- [Material to process]

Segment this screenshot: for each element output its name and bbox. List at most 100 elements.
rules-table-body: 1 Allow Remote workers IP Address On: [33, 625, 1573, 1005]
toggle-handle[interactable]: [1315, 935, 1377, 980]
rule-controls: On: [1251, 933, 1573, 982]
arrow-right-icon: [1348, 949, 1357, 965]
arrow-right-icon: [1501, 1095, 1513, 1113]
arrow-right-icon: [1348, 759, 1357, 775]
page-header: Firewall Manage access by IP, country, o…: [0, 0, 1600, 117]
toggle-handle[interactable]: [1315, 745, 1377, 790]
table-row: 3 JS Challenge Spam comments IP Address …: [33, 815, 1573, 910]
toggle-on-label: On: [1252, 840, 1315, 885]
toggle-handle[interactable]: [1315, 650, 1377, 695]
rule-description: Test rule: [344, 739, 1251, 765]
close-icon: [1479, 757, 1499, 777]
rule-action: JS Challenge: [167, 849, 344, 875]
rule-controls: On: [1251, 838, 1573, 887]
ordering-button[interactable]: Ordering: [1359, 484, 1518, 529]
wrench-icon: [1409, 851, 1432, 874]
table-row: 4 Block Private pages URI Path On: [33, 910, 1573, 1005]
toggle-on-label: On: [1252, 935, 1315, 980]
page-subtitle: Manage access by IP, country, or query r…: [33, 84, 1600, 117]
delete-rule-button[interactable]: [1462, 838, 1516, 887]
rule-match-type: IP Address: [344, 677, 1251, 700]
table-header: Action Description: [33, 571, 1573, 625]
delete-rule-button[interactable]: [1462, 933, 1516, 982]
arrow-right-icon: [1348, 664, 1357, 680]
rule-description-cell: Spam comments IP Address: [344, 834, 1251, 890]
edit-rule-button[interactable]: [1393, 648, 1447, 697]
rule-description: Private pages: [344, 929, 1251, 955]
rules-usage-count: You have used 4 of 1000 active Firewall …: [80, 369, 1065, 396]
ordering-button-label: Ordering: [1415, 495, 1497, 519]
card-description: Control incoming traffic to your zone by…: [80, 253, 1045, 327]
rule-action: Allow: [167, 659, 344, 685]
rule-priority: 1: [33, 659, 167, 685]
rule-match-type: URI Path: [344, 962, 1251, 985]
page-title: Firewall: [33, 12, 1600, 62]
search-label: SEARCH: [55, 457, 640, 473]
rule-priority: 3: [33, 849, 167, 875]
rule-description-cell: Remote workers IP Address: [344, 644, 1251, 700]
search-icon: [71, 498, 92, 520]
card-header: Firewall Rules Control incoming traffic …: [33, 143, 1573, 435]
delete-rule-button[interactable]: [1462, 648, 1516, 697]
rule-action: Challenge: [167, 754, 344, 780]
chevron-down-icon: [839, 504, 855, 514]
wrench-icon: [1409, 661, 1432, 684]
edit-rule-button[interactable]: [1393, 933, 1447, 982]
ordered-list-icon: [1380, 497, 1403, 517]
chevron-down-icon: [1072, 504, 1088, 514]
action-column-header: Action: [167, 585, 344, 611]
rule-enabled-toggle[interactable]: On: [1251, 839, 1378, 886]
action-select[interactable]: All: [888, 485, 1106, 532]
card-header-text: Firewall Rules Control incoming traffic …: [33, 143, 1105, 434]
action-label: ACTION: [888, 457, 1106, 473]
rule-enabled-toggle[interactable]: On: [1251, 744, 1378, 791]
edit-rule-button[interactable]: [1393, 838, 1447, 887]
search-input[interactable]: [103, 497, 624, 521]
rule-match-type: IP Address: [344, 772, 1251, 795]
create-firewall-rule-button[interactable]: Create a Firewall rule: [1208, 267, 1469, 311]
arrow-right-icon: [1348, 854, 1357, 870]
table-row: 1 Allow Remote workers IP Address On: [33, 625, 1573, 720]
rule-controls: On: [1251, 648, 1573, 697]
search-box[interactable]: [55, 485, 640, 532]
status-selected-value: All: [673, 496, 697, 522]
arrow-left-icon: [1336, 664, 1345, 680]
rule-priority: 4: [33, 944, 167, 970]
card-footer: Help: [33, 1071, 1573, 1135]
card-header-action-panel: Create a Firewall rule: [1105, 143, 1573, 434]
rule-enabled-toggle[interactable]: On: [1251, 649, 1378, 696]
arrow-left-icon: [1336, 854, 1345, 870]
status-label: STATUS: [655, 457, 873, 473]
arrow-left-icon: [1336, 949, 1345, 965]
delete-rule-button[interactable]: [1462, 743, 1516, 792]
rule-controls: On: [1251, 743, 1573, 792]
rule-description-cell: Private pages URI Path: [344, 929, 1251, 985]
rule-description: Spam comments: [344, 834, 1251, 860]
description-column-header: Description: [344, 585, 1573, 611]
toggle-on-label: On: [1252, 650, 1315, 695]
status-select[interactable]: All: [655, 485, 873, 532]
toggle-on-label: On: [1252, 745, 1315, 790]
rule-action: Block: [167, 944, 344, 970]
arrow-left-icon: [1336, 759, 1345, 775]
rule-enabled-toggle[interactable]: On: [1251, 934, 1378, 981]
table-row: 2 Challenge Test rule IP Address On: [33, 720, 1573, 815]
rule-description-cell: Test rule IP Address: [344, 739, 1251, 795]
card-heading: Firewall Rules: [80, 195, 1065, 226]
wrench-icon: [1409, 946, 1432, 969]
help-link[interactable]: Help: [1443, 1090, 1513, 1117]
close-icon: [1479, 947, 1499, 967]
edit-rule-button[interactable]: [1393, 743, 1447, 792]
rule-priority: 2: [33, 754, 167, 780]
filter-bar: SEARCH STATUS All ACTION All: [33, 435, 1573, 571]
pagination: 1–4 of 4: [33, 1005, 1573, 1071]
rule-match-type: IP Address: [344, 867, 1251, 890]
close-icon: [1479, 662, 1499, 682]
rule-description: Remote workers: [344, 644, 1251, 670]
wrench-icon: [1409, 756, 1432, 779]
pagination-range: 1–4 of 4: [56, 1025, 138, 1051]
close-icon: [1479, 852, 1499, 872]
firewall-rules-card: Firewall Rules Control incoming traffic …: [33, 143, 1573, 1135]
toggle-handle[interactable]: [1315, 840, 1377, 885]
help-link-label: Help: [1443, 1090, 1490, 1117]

- [What you have to do] Rewrite the stretch from the start of the listing through the line containing "rule-match-type: IP Address: [344, 677, 1251, 700]", replacing "arrow-right-icon" with "chevron-icon" and leaving everything else unchanged.

- [Result of this task]
Segment this screenshot: for each element output its name and bbox. List at most 100 elements.
rules-table-body: 1 Allow Remote workers IP Address On: [33, 625, 1573, 1005]
toggle-handle[interactable]: [1315, 935, 1377, 980]
rule-controls: On: [1251, 933, 1573, 982]
chevron-icon: [1348, 949, 1357, 965]
chevron-icon: [1501, 1095, 1513, 1113]
chevron-icon: [1348, 759, 1357, 775]
page-header: Firewall Manage access by IP, country, o…: [0, 0, 1600, 117]
toggle-handle[interactable]: [1315, 745, 1377, 790]
table-row: 3 JS Challenge Spam comments IP Address …: [33, 815, 1573, 910]
toggle-on-label: On: [1252, 840, 1315, 885]
toggle-handle[interactable]: [1315, 650, 1377, 695]
rule-description: Test rule: [344, 739, 1251, 765]
close-icon: [1479, 757, 1499, 777]
rule-action: JS Challenge: [167, 849, 344, 875]
rule-controls: On: [1251, 838, 1573, 887]
ordering-button[interactable]: Ordering: [1359, 484, 1518, 529]
wrench-icon: [1409, 851, 1432, 874]
table-row: 4 Block Private pages URI Path On: [33, 910, 1573, 1005]
toggle-on-label: On: [1252, 935, 1315, 980]
page-subtitle: Manage access by IP, country, or query r…: [33, 84, 1600, 117]
delete-rule-button[interactable]: [1462, 838, 1516, 887]
rule-match-type: IP Address: [344, 677, 1251, 700]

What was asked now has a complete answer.